───── Recorded data ─────

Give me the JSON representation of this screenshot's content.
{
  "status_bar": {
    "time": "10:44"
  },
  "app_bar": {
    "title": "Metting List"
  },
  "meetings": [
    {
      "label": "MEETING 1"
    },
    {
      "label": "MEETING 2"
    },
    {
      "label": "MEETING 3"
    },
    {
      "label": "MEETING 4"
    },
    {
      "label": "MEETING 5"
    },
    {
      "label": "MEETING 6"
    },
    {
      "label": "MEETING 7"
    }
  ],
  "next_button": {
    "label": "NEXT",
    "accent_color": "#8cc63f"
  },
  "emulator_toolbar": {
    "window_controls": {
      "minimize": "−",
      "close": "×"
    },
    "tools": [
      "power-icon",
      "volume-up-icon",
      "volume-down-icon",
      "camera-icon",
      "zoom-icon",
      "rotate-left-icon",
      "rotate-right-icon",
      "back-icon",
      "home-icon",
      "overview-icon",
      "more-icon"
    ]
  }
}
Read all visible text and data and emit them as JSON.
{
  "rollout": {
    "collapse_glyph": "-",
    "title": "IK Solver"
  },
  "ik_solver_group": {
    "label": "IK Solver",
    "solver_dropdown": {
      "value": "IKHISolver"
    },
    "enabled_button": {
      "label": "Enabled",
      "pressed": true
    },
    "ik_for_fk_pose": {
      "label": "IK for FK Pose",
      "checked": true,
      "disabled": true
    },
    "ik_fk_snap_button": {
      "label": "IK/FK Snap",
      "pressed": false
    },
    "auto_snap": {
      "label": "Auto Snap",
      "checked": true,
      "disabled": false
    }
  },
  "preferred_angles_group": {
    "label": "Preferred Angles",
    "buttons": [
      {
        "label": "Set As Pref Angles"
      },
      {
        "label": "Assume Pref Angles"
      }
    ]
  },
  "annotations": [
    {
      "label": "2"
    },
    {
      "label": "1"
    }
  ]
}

─────

Reproduce the material above exactly; please quote every line of it.

Give me the JSON representation of this screenshot's content.
{
  "status_bar": {
    "time": "10:44"
  },
  "app_bar": {
    "title": "Metting List"
  },
  "meetings": [
    {
      "label": "MEETING 1"
    },
    {
      "label": "MEETING 2"
    },
    {
      "label": "MEETING 3"
    },
    {
      "label": "MEETING 4"
    },
    {
      "label": "MEETING 5"
    },
    {
      "label": "MEETING 6"
    },
    {
      "label": "MEETING 7"
    }
  ],
  "next_button": {
    "label": "NEXT",
    "accent_color": "#8cc63f"
  },
  "emulator_toolbar": {
    "window_controls": {
      "minimize": "−",
      "close": "×"
    },
    "tools": [
      "power-icon",
      "volume-up-icon",
      "volume-down-icon",
      "camera-icon",
      "zoom-icon",
      "rotate-left-icon",
      "rotate-right-icon",
      "back-icon",
      "home-icon",
      "overview-icon",
      "more-icon"
    ]
  }
}
Read all visible text and data and emit them as JSON.
{
  "rollout": {
    "collapse_glyph": "-",
    "title": "IK Solver"
  },
  "ik_solver_group": {
    "label": "IK Solver",
    "solver_dropdown": {
      "value": "IKHISolver"
    },
    "enabled_button": {
      "label": "Enabled",
      "pressed": true
    },
    "ik_for_fk_pose": {
      "label": "IK for FK Pose",
      "checked": true,
      "disabled": true
    },
    "ik_fk_snap_button": {
      "label": "IK/FK Snap",
      "pressed": false
    },
    "auto_snap": {
      "label": "Auto Snap",
      "checked": true,
      "disabled": false
    }
  },
  "preferred_angles_group": {
    "label": "Preferred Angles",
    "buttons": [
      {
        "label": "Set As Pref Angles"
      },
      {
        "label": "Assume Pref Angles"
      }
    ]
  },
  "annotations": [
    {
      "label": "2"
    },
    {
      "label": "1"
    }
  ]
}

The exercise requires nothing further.